(Dataset entries)
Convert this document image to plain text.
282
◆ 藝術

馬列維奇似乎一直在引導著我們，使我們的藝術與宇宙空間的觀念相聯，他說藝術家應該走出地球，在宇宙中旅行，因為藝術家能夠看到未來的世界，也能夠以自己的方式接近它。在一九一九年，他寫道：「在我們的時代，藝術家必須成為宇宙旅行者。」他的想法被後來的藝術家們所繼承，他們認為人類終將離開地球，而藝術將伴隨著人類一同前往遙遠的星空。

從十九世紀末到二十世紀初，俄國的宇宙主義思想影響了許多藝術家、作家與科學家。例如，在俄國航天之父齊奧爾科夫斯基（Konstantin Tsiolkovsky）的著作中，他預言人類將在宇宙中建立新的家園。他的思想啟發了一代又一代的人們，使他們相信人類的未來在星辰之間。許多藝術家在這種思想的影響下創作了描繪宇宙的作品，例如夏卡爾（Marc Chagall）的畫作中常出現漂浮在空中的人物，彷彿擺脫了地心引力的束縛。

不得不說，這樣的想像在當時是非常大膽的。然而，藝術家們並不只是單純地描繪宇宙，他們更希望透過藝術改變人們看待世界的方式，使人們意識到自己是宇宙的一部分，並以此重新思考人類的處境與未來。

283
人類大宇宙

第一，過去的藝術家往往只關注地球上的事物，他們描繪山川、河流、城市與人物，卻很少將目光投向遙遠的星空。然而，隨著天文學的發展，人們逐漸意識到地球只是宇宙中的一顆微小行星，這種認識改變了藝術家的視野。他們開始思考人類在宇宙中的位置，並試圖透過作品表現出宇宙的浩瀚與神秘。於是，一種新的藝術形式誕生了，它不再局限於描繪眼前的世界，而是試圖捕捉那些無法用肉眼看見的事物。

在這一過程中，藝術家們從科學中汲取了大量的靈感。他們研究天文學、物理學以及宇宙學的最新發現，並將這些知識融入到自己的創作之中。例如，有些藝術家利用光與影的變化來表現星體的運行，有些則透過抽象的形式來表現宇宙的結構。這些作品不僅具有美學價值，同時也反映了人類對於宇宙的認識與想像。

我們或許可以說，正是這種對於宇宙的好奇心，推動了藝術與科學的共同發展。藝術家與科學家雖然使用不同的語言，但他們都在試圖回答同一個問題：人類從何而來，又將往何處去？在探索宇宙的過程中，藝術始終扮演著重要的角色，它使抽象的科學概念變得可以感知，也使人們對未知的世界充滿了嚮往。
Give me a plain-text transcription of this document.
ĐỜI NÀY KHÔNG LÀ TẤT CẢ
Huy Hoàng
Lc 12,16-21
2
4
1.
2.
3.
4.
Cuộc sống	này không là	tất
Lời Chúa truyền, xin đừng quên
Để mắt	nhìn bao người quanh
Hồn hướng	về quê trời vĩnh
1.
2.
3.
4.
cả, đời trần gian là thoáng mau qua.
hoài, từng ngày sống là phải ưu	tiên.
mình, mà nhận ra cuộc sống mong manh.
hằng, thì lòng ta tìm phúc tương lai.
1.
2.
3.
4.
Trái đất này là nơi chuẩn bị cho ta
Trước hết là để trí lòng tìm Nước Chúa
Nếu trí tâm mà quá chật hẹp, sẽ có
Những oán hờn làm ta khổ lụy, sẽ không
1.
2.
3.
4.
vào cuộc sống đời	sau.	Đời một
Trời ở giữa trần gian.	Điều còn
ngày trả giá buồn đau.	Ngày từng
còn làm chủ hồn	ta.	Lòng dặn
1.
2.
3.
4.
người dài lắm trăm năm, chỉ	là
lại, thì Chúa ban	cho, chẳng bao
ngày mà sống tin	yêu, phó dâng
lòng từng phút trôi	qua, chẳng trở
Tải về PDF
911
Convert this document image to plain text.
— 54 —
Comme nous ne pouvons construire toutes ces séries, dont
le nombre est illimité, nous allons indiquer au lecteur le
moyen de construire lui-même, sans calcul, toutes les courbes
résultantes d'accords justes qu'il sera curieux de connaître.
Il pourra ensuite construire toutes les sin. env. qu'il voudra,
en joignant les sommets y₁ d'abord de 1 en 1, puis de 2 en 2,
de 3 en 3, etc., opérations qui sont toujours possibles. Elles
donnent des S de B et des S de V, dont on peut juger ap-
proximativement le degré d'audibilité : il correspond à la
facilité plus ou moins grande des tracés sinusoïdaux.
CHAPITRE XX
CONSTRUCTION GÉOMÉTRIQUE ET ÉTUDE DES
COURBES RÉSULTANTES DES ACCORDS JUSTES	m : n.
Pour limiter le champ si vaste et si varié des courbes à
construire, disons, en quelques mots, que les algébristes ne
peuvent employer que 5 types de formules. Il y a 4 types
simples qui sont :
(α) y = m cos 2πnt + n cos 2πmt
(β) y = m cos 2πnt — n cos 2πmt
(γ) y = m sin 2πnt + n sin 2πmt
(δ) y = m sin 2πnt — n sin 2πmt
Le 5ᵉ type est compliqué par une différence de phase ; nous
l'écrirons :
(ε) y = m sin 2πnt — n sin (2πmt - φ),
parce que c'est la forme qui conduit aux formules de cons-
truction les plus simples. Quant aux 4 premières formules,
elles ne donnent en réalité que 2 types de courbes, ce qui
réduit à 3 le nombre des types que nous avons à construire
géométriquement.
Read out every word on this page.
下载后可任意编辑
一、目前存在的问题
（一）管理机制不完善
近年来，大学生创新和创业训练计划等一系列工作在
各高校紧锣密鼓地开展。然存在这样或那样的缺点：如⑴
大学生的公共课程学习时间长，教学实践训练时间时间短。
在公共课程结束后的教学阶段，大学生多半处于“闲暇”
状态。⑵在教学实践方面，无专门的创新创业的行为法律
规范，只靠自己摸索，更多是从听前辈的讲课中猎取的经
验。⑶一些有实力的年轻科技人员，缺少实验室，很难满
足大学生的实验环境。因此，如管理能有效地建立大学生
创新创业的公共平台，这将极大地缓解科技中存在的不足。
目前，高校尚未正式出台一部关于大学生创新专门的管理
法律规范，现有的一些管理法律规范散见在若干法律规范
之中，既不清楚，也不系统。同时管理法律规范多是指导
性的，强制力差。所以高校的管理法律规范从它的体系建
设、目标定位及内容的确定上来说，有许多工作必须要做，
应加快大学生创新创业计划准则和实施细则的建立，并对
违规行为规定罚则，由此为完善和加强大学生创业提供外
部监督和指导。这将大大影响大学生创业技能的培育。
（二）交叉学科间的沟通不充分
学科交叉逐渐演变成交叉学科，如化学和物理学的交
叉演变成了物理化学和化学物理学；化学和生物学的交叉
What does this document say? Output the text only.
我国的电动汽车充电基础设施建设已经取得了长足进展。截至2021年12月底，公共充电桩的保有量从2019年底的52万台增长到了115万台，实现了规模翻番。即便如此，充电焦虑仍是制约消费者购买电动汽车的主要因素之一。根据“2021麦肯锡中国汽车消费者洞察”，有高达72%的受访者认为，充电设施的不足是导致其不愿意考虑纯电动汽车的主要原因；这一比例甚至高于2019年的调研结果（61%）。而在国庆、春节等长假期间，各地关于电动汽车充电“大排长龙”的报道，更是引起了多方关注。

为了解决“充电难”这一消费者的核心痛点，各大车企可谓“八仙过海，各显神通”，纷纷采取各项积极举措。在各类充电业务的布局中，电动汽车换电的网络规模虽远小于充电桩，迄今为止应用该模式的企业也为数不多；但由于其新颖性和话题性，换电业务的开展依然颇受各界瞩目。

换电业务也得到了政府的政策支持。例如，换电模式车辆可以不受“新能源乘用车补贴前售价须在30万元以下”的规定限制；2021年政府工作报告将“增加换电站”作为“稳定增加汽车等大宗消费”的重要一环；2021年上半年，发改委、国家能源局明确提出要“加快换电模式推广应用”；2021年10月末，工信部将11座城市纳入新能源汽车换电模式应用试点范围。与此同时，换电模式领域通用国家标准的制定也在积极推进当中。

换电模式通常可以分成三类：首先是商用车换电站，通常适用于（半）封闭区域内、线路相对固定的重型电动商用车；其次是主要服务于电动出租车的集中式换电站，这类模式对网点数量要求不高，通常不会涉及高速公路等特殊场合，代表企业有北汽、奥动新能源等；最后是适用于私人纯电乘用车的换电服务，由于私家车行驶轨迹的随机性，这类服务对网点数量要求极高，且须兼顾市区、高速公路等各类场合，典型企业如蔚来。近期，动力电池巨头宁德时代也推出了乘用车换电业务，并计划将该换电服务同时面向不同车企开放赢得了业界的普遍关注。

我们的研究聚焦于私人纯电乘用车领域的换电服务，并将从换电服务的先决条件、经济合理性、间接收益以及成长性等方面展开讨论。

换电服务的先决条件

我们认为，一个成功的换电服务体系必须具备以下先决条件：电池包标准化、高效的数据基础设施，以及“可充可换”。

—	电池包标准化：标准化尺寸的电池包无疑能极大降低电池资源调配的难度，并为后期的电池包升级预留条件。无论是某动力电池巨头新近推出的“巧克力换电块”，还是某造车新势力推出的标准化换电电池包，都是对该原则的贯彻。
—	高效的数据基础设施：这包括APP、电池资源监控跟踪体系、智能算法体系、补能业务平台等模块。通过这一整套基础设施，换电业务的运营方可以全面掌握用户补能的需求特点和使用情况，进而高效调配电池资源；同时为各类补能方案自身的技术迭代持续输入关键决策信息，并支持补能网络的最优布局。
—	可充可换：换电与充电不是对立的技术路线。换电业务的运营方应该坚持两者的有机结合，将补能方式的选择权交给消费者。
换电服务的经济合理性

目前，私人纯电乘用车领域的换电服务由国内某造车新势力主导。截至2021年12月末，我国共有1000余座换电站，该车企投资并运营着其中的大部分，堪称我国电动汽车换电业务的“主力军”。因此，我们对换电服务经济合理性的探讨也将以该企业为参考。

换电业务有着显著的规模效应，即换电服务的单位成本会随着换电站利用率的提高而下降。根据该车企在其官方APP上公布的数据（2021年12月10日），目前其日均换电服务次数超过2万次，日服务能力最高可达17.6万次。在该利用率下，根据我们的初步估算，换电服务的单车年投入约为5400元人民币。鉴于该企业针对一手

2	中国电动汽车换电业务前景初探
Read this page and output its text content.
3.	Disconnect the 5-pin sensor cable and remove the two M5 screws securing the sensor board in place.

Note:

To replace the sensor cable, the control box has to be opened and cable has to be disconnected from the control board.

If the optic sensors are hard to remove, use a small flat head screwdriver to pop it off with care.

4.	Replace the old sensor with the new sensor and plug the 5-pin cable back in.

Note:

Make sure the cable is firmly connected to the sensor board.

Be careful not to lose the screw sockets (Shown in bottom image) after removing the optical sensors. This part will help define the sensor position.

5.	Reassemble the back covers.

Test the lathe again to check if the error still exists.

**What you should do:** Gather every line from the listing above in which "sống" appears, and copy those lines.

**Solution to this problem:**
Cuộc sống	này không là	tất
hoài, từng ngày sống là phải ưu	tiên.
mình, mà nhận ra cuộc sống mong manh.
vào cuộc sống đời	sau.	Đời một
ngày mà sống tin	yêu, phó dâng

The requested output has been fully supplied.